Do this> Leave out the pictures and copy everything else in the entries exactly.
--
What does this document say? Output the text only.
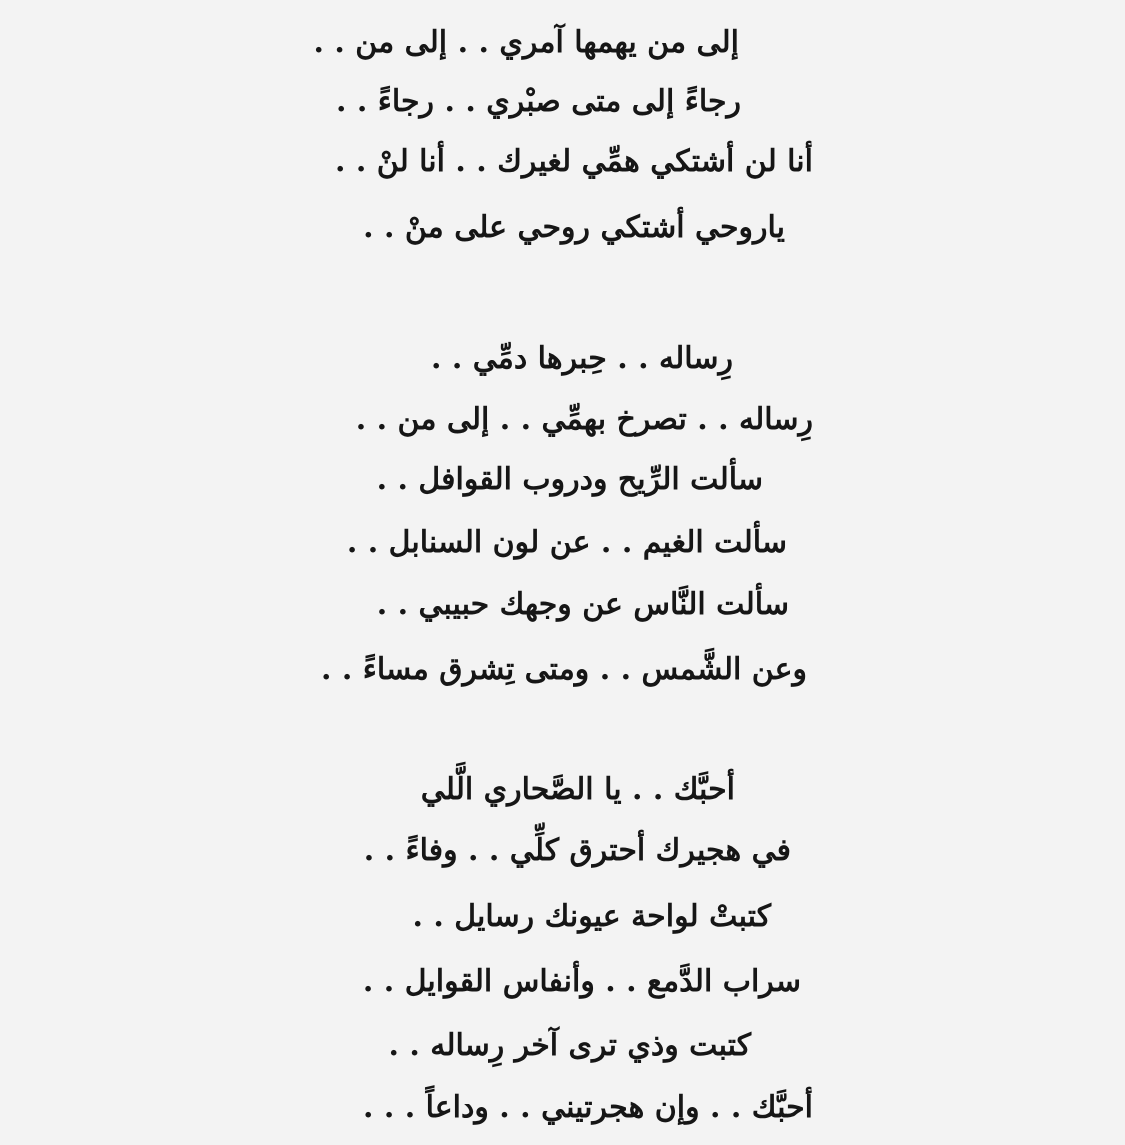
إلى من يهمها آمري . . إلى من . .
رجاءً إلى متى صبْري . . رجاءً . .
أنا لن أشتكي همِّي لغيرك . . أنا لنْ . .
ياروحي أشتكي روحي على منْ . .
رِساله . . حِبرها دمِّي . .
رِساله . . تصرخ بهمِّي . . إلى من . .
سألت الرِّيح ودروب القوافل . .
سألت الغيم . . عن لون السنابل . .
سألت النَّاس عن وجهك حبيبي . .
وعن الشَّمس . . ومتى تِشرق مساءً . .
أحبَّك . . يا الصَّحاري الَّلي
في هجيرك أحترق كلِّي . . وفاءً . .
كتبتْ لواحة عيونك رسايل . .
سراب الدَّمع . . وأنفاس القوايل . .
كتبت وذي ترى آخر رِساله . .
أحبَّك . . وإن هجرتيني . . وداعاً . . .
--
Full response>
What does this document say? Output the text only.
إلى من يهمها آمري . . إلى من . .
رجاءً إلى متى صبْري . . رجاءً . .
أنا لن أشتكي همِّي لغيرك . . أنا لنْ . .
ياروحي أشتكي روحي على منْ . .
رِساله . . حِبرها دمِّي . .
رِساله . . تصرخ بهمِّي . . إلى من . .
سألت الرِّيح ودروب القوافل . .
سألت الغيم . . عن لون السنابل . .
سألت النَّاس عن وجهك حبيبي . .
وعن الشَّمس . . ومتى تِشرق مساءً . .
أحبَّك . . يا الصَّحاري الَّلي
في هجيرك أحترق كلِّي . . وفاءً . .
كتبتْ لواحة عيونك رسايل . .
سراب الدَّمع . . وأنفاس القوايل . .
كتبت وذي ترى آخر رِساله . .
أحبَّك . . وإن هجرتيني . . وداعاً . . .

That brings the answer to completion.